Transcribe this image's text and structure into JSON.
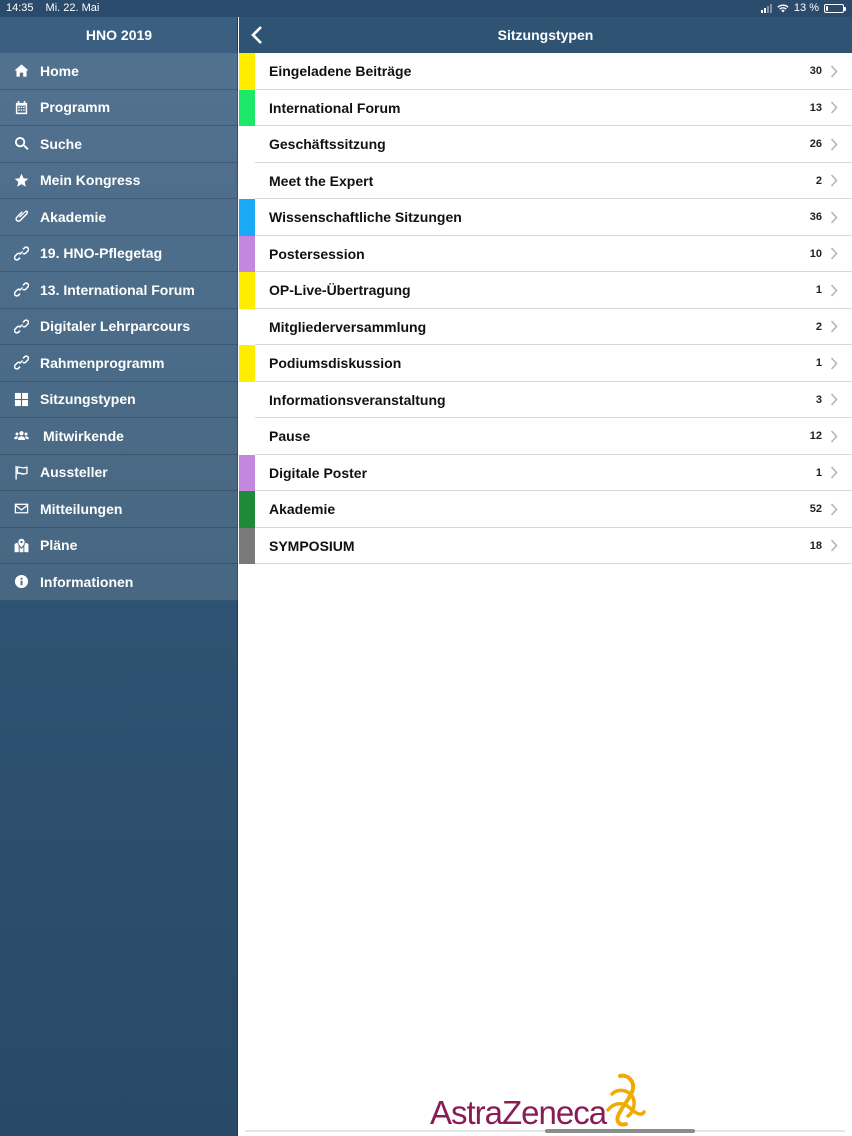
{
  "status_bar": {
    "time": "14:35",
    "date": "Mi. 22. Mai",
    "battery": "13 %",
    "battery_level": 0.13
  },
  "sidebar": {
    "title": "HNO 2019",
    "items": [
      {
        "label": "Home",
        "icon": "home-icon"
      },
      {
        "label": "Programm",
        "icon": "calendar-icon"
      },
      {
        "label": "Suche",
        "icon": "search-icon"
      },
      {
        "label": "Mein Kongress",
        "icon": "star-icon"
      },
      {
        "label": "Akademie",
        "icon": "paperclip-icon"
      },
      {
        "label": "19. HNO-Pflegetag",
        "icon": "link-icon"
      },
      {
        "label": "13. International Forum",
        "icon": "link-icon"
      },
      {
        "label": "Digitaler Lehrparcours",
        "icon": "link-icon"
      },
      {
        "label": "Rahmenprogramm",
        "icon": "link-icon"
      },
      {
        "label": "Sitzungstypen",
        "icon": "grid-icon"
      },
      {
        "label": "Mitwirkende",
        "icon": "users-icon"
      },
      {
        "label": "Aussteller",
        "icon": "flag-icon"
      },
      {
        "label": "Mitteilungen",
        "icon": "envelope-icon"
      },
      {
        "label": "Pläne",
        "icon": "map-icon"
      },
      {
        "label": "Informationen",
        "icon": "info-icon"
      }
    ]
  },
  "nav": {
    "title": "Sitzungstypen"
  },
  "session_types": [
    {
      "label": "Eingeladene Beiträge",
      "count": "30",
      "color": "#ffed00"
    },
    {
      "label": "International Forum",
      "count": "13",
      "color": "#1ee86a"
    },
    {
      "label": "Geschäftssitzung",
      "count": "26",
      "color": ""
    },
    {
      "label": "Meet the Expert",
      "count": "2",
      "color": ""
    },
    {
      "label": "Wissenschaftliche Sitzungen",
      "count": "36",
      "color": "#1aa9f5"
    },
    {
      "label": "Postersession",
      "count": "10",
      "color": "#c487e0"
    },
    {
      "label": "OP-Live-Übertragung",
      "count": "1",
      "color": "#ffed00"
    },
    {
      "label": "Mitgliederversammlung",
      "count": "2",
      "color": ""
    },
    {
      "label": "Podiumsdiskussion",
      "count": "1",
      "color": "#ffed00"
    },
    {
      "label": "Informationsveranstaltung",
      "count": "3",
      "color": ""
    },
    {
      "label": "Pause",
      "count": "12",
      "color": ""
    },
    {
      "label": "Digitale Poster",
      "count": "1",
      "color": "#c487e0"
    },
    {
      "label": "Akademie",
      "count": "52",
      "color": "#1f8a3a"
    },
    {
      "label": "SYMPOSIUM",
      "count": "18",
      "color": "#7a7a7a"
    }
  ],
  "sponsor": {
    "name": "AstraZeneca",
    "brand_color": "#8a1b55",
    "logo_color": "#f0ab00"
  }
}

WHAT THE TASK REQUIRES:
Make an exact copy of the listing above. Do not include the pictures.

EXPECTED OUTPUT:
Transcribe this image's text and structure into JSON.
{
  "status_bar": {
    "time": "14:35",
    "date": "Mi. 22. Mai",
    "battery": "13 %",
    "battery_level": 0.13
  },
  "sidebar": {
    "title": "HNO 2019",
    "items": [
      {
        "label": "Home",
        "icon": "home-icon"
      },
      {
        "label": "Programm",
        "icon": "calendar-icon"
      },
      {
        "label": "Suche",
        "icon": "search-icon"
      },
      {
        "label": "Mein Kongress",
        "icon": "star-icon"
      },
      {
        "label": "Akademie",
        "icon": "paperclip-icon"
      },
      {
        "label": "19. HNO-Pflegetag",
        "icon": "link-icon"
      },
      {
        "label": "13. International Forum",
        "icon": "link-icon"
      },
      {
        "label": "Digitaler Lehrparcours",
        "icon": "link-icon"
      },
      {
        "label": "Rahmenprogramm",
        "icon": "link-icon"
      },
      {
        "label": "Sitzungstypen",
        "icon": "grid-icon"
      },
      {
        "label": "Mitwirkende",
        "icon": "users-icon"
      },
      {
        "label": "Aussteller",
        "icon": "flag-icon"
      },
      {
        "label": "Mitteilungen",
        "icon": "envelope-icon"
      },
      {
        "label": "Pläne",
        "icon": "map-icon"
      },
      {
        "label": "Informationen",
        "icon": "info-icon"
      }
    ]
  },
  "nav": {
    "title": "Sitzungstypen"
  },
  "session_types": [
    {
      "label": "Eingeladene Beiträge",
      "count": "30",
      "color": "#ffed00"
    },
    {
      "label": "International Forum",
      "count": "13",
      "color": "#1ee86a"
    },
    {
      "label": "Geschäftssitzung",
      "count": "26",
      "color": ""
    },
    {
      "label": "Meet the Expert",
      "count": "2",
      "color": ""
    },
    {
      "label": "Wissenschaftliche Sitzungen",
      "count": "36",
      "color": "#1aa9f5"
    },
    {
      "label": "Postersession",
      "count": "10",
      "color": "#c487e0"
    },
    {
      "label": "OP-Live-Übertragung",
      "count": "1",
      "color": "#ffed00"
    },
    {
      "label": "Mitgliederversammlung",
      "count": "2",
      "color": ""
    },
    {
      "label": "Podiumsdiskussion",
      "count": "1",
      "color": "#ffed00"
    },
    {
      "label": "Informationsveranstaltung",
      "count": "3",
      "color": ""
    },
    {
      "label": "Pause",
      "count": "12",
      "color": ""
    },
    {
      "label": "Digitale Poster",
      "count": "1",
      "color": "#c487e0"
    },
    {
      "label": "Akademie",
      "count": "52",
      "color": "#1f8a3a"
    },
    {
      "label": "SYMPOSIUM",
      "count": "18",
      "color": "#7a7a7a"
    }
  ],
  "sponsor": {
    "name": "AstraZeneca",
    "brand_color": "#8a1b55",
    "logo_color": "#f0ab00"
  }
}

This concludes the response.